A run of records
:::

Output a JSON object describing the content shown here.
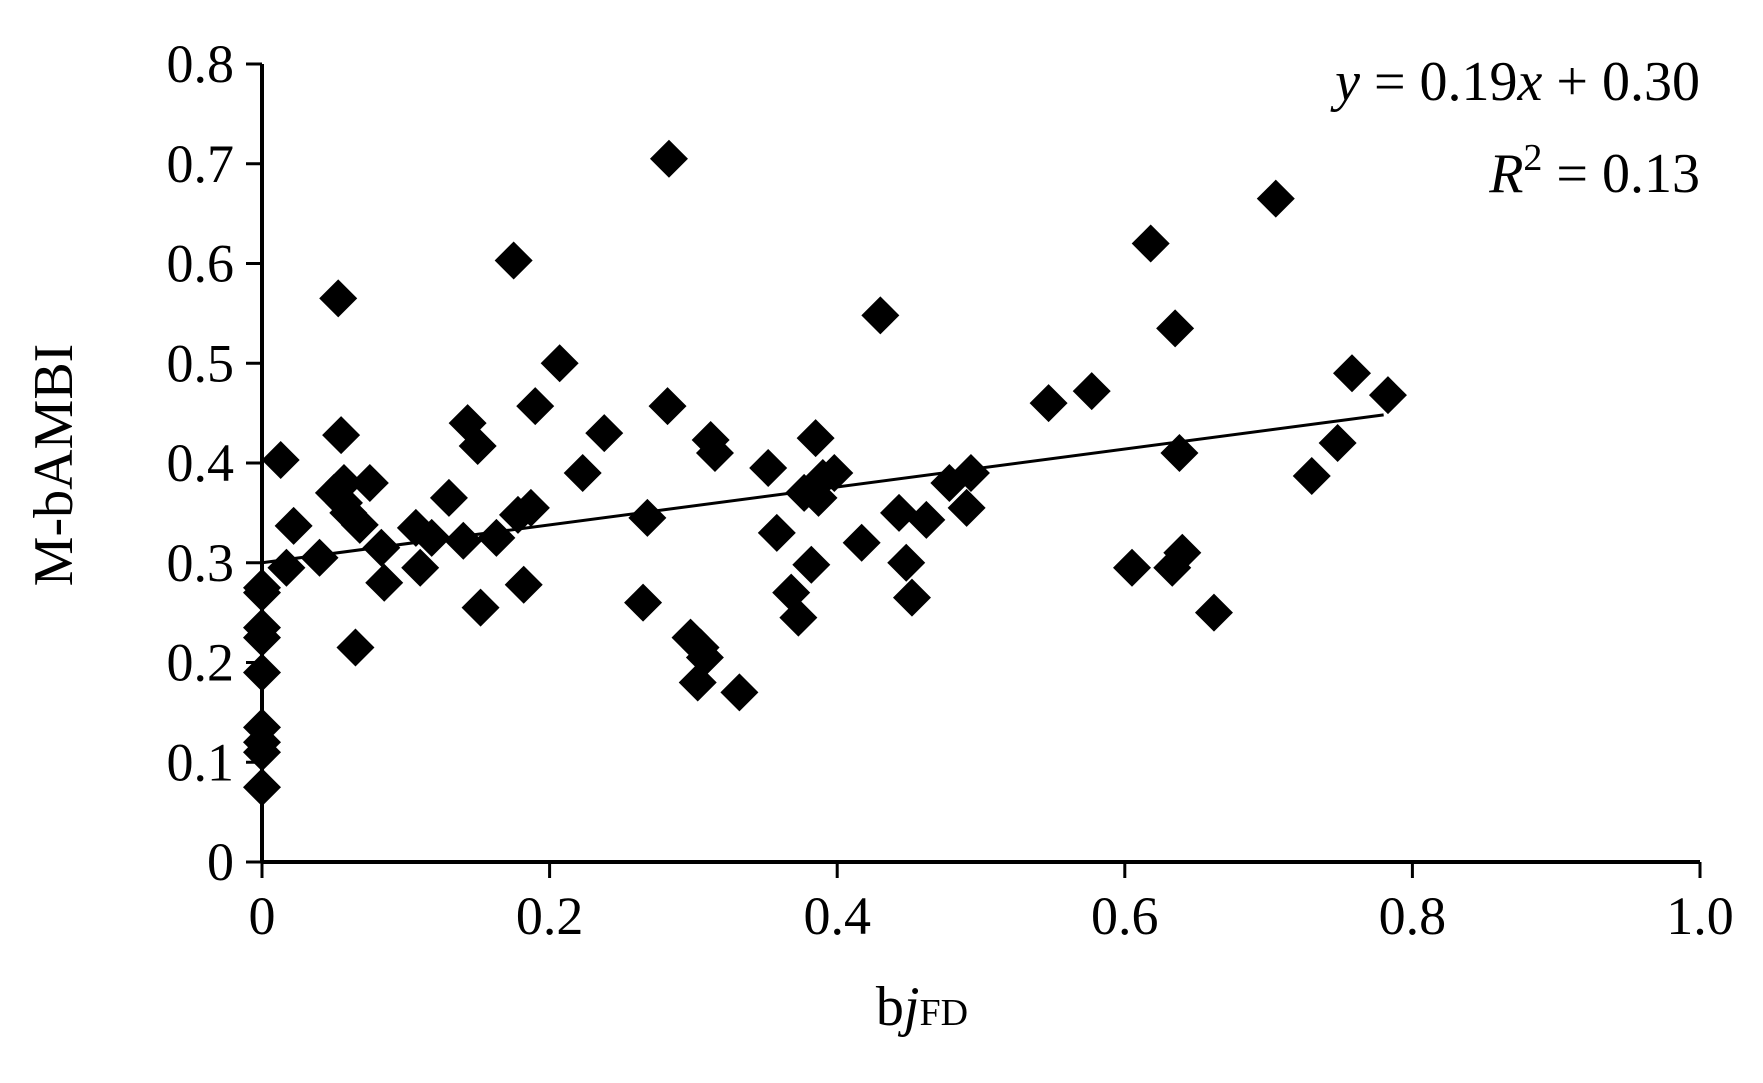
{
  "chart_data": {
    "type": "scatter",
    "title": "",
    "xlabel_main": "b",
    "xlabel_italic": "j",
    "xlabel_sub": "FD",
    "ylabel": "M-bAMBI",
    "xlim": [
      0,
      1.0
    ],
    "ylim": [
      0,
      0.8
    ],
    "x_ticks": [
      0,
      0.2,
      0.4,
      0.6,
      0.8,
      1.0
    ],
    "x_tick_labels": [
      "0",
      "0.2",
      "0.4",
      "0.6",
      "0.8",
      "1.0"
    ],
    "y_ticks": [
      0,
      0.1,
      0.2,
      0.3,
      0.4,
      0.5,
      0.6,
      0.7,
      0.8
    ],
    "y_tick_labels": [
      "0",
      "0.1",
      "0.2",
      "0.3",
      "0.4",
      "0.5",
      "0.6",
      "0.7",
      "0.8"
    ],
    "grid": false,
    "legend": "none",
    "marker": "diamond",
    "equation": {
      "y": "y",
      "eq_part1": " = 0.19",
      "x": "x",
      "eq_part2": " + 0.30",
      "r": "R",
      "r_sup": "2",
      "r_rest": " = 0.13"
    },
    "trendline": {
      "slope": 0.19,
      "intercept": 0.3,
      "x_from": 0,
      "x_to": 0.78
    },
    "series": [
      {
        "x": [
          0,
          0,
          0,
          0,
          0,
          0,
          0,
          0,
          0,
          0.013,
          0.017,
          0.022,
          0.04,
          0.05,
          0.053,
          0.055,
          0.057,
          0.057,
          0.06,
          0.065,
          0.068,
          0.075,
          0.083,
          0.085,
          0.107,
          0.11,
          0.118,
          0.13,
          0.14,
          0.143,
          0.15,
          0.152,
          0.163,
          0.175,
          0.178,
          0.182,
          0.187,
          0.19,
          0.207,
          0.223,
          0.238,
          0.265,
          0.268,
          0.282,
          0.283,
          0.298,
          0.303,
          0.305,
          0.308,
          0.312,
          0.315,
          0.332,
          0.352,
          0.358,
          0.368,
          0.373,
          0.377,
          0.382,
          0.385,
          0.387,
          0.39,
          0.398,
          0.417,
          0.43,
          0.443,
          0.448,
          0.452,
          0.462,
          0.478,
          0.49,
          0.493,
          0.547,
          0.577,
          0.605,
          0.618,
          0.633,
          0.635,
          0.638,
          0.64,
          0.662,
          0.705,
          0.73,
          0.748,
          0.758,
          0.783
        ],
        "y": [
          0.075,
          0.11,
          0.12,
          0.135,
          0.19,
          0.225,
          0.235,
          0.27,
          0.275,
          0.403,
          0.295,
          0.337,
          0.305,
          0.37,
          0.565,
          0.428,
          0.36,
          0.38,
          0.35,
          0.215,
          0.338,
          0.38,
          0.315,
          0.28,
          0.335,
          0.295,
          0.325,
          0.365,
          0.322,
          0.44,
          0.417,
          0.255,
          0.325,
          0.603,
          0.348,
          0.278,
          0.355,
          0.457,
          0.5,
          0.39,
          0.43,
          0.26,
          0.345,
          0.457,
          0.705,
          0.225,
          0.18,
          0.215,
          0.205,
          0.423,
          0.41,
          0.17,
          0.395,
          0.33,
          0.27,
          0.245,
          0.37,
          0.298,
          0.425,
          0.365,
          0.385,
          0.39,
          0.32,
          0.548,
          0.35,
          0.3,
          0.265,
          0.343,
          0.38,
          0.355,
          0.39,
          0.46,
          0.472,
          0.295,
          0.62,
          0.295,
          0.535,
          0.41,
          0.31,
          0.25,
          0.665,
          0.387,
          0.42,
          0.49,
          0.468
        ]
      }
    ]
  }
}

:::

# DO THIS
Give every line back word for word and leave the pictures out.

# WORKED ANSWER
Output a JSON object describing the content shown here.
{
  "chart_data": {
    "type": "scatter",
    "title": "",
    "xlabel_main": "b",
    "xlabel_italic": "j",
    "xlabel_sub": "FD",
    "ylabel": "M-bAMBI",
    "xlim": [
      0,
      1.0
    ],
    "ylim": [
      0,
      0.8
    ],
    "x_ticks": [
      0,
      0.2,
      0.4,
      0.6,
      0.8,
      1.0
    ],
    "x_tick_labels": [
      "0",
      "0.2",
      "0.4",
      "0.6",
      "0.8",
      "1.0"
    ],
    "y_ticks": [
      0,
      0.1,
      0.2,
      0.3,
      0.4,
      0.5,
      0.6,
      0.7,
      0.8
    ],
    "y_tick_labels": [
      "0",
      "0.1",
      "0.2",
      "0.3",
      "0.4",
      "0.5",
      "0.6",
      "0.7",
      "0.8"
    ],
    "grid": false,
    "legend": "none",
    "marker": "diamond",
    "equation": {
      "y": "y",
      "eq_part1": " = 0.19",
      "x": "x",
      "eq_part2": " + 0.30",
      "r": "R",
      "r_sup": "2",
      "r_rest": " = 0.13"
    },
    "trendline": {
      "slope": 0.19,
      "intercept": 0.3,
      "x_from": 0,
      "x_to": 0.78
    },
    "series": [
      {
        "x": [
          0,
          0,
          0,
          0,
          0,
          0,
          0,
          0,
          0,
          0.013,
          0.017,
          0.022,
          0.04,
          0.05,
          0.053,
          0.055,
          0.057,
          0.057,
          0.06,
          0.065,
          0.068,
          0.075,
          0.083,
          0.085,
          0.107,
          0.11,
          0.118,
          0.13,
          0.14,
          0.143,
          0.15,
          0.152,
          0.163,
          0.175,
          0.178,
          0.182,
          0.187,
          0.19,
          0.207,
          0.223,
          0.238,
          0.265,
          0.268,
          0.282,
          0.283,
          0.298,
          0.303,
          0.305,
          0.308,
          0.312,
          0.315,
          0.332,
          0.352,
          0.358,
          0.368,
          0.373,
          0.377,
          0.382,
          0.385,
          0.387,
          0.39,
          0.398,
          0.417,
          0.43,
          0.443,
          0.448,
          0.452,
          0.462,
          0.478,
          0.49,
          0.493,
          0.547,
          0.577,
          0.605,
          0.618,
          0.633,
          0.635,
          0.638,
          0.64,
          0.662,
          0.705,
          0.73,
          0.748,
          0.758,
          0.783
        ],
        "y": [
          0.075,
          0.11,
          0.12,
          0.135,
          0.19,
          0.225,
          0.235,
          0.27,
          0.275,
          0.403,
          0.295,
          0.337,
          0.305,
          0.37,
          0.565,
          0.428,
          0.36,
          0.38,
          0.35,
          0.215,
          0.338,
          0.38,
          0.315,
          0.28,
          0.335,
          0.295,
          0.325,
          0.365,
          0.322,
          0.44,
          0.417,
          0.255,
          0.325,
          0.603,
          0.348,
          0.278,
          0.355,
          0.457,
          0.5,
          0.39,
          0.43,
          0.26,
          0.345,
          0.457,
          0.705,
          0.225,
          0.18,
          0.215,
          0.205,
          0.423,
          0.41,
          0.17,
          0.395,
          0.33,
          0.27,
          0.245,
          0.37,
          0.298,
          0.425,
          0.365,
          0.385,
          0.39,
          0.32,
          0.548,
          0.35,
          0.3,
          0.265,
          0.343,
          0.38,
          0.355,
          0.39,
          0.46,
          0.472,
          0.295,
          0.62,
          0.295,
          0.535,
          0.41,
          0.31,
          0.25,
          0.665,
          0.387,
          0.42,
          0.49,
          0.468
        ]
      }
    ]
  }
}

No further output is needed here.